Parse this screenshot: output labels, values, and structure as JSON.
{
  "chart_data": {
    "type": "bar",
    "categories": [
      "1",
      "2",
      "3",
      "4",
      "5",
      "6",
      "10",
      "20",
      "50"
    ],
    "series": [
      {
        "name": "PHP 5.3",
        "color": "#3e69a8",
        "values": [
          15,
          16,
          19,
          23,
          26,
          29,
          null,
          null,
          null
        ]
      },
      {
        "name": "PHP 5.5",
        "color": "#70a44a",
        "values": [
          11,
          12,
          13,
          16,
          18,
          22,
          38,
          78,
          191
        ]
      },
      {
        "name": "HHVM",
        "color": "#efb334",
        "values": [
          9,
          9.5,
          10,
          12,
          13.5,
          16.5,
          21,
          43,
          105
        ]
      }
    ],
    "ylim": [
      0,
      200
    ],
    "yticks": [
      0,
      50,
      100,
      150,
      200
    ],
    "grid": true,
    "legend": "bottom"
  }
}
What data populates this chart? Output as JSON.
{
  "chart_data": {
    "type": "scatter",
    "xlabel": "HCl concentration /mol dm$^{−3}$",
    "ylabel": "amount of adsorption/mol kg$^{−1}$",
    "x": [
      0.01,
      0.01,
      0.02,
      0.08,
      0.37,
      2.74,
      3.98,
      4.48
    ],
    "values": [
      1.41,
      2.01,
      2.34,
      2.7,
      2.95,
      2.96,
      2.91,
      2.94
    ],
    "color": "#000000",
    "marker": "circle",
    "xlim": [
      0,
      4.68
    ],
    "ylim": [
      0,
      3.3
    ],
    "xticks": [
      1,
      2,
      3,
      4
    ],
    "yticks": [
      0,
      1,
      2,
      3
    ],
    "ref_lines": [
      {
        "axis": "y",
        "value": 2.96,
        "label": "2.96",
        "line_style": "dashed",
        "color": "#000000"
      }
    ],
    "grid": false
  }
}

________________________________________

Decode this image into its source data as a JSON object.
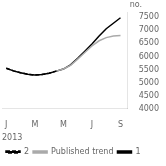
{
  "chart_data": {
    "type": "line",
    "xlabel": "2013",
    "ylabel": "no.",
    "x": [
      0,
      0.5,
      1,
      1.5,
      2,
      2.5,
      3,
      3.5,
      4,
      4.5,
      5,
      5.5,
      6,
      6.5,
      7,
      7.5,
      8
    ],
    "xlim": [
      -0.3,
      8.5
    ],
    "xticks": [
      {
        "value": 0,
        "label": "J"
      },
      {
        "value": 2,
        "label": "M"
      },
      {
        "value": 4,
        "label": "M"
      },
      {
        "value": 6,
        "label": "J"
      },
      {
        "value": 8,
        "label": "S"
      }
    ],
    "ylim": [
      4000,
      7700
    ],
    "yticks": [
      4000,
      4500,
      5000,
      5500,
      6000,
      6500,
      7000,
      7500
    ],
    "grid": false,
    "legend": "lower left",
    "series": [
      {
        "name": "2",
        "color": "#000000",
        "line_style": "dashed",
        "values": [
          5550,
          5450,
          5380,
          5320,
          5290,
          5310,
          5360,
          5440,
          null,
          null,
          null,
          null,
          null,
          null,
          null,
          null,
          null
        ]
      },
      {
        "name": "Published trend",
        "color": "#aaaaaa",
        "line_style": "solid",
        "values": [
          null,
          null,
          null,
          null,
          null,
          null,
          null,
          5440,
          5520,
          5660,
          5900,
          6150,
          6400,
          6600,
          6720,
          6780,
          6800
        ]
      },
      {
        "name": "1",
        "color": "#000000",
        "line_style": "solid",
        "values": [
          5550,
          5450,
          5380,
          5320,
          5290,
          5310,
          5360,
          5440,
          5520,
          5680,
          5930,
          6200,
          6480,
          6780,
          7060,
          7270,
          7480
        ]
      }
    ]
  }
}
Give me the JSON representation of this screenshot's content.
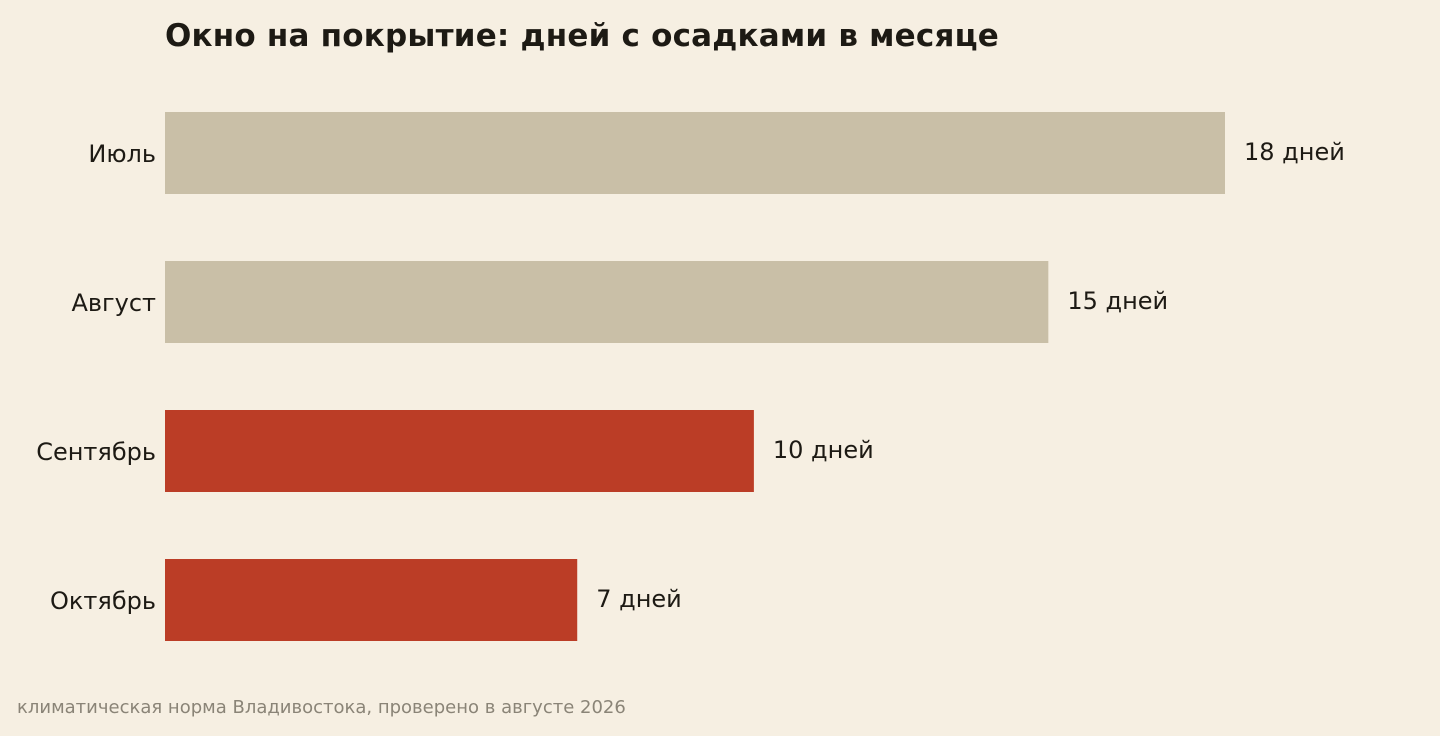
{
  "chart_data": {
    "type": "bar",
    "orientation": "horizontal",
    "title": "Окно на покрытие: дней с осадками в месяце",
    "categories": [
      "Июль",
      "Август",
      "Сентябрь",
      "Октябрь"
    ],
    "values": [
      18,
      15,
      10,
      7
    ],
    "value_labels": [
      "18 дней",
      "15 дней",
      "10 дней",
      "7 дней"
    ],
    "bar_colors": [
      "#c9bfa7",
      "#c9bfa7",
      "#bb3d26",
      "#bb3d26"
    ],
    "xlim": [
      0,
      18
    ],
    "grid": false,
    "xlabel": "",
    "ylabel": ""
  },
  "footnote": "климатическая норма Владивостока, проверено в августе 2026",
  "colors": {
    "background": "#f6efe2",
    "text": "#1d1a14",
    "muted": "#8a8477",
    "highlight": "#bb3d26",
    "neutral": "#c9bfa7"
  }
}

________________________________________

▶ [WHAT YOU ARE ASKED TO DO]
Identify all lines where the word "screenshot" shows up. Copy them.

▶ [TASK SOLUTION]
Parse this screenshot: output labels, values, and structure as JSON.
Give me the JSON representation of this screenshot's content.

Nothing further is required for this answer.